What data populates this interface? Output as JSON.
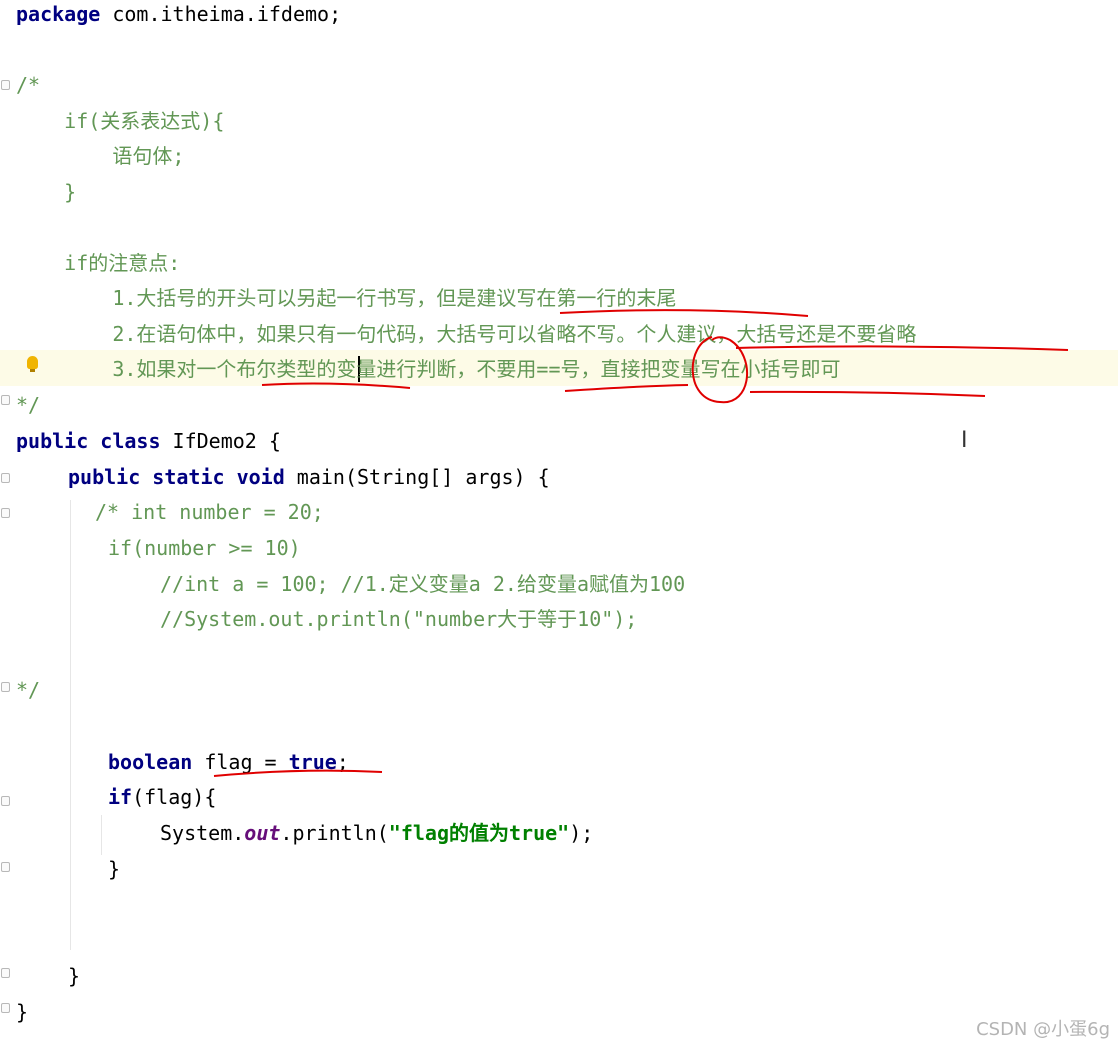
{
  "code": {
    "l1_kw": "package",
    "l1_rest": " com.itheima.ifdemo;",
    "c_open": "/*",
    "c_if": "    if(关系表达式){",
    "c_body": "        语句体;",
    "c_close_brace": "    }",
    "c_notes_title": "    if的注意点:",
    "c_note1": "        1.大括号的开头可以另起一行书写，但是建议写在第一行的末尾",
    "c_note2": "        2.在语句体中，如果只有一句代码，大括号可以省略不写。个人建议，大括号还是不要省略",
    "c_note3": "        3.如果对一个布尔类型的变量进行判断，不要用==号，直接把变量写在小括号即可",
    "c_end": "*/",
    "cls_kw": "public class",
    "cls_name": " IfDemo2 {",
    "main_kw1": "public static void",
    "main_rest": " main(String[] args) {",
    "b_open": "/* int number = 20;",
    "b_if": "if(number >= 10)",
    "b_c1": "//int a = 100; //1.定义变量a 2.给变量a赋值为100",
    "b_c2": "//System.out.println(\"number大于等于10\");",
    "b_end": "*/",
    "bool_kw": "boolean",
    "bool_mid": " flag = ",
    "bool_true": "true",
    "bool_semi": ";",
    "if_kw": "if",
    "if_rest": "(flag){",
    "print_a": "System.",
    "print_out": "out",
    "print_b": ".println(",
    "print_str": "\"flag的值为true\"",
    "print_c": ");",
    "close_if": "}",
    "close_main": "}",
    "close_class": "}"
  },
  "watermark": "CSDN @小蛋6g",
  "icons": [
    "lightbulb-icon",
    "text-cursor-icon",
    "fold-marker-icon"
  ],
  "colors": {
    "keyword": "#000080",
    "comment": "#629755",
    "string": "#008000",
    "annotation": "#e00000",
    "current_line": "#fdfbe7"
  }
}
════════
Copy the data exactly. Any picture it contains is to be omitted.

EXERCISE ANSWER:
What data populates this interface? Output as JSON.
{
  "code": {
    "l1_kw": "package",
    "l1_rest": " com.itheima.ifdemo;",
    "c_open": "/*",
    "c_if": "    if(关系表达式){",
    "c_body": "        语句体;",
    "c_close_brace": "    }",
    "c_notes_title": "    if的注意点:",
    "c_note1": "        1.大括号的开头可以另起一行书写，但是建议写在第一行的末尾",
    "c_note2": "        2.在语句体中，如果只有一句代码，大括号可以省略不写。个人建议，大括号还是不要省略",
    "c_note3": "        3.如果对一个布尔类型的变量进行判断，不要用==号，直接把变量写在小括号即可",
    "c_end": "*/",
    "cls_kw": "public class",
    "cls_name": " IfDemo2 {",
    "main_kw1": "public static void",
    "main_rest": " main(String[] args) {",
    "b_open": "/* int number = 20;",
    "b_if": "if(number >= 10)",
    "b_c1": "//int a = 100; //1.定义变量a 2.给变量a赋值为100",
    "b_c2": "//System.out.println(\"number大于等于10\");",
    "b_end": "*/",
    "bool_kw": "boolean",
    "bool_mid": " flag = ",
    "bool_true": "true",
    "bool_semi": ";",
    "if_kw": "if",
    "if_rest": "(flag){",
    "print_a": "System.",
    "print_out": "out",
    "print_b": ".println(",
    "print_str": "\"flag的值为true\"",
    "print_c": ");",
    "close_if": "}",
    "close_main": "}",
    "close_class": "}"
  },
  "watermark": "CSDN @小蛋6g",
  "icons": [
    "lightbulb-icon",
    "text-cursor-icon",
    "fold-marker-icon"
  ],
  "colors": {
    "keyword": "#000080",
    "comment": "#629755",
    "string": "#008000",
    "annotation": "#e00000",
    "current_line": "#fdfbe7"
  }
}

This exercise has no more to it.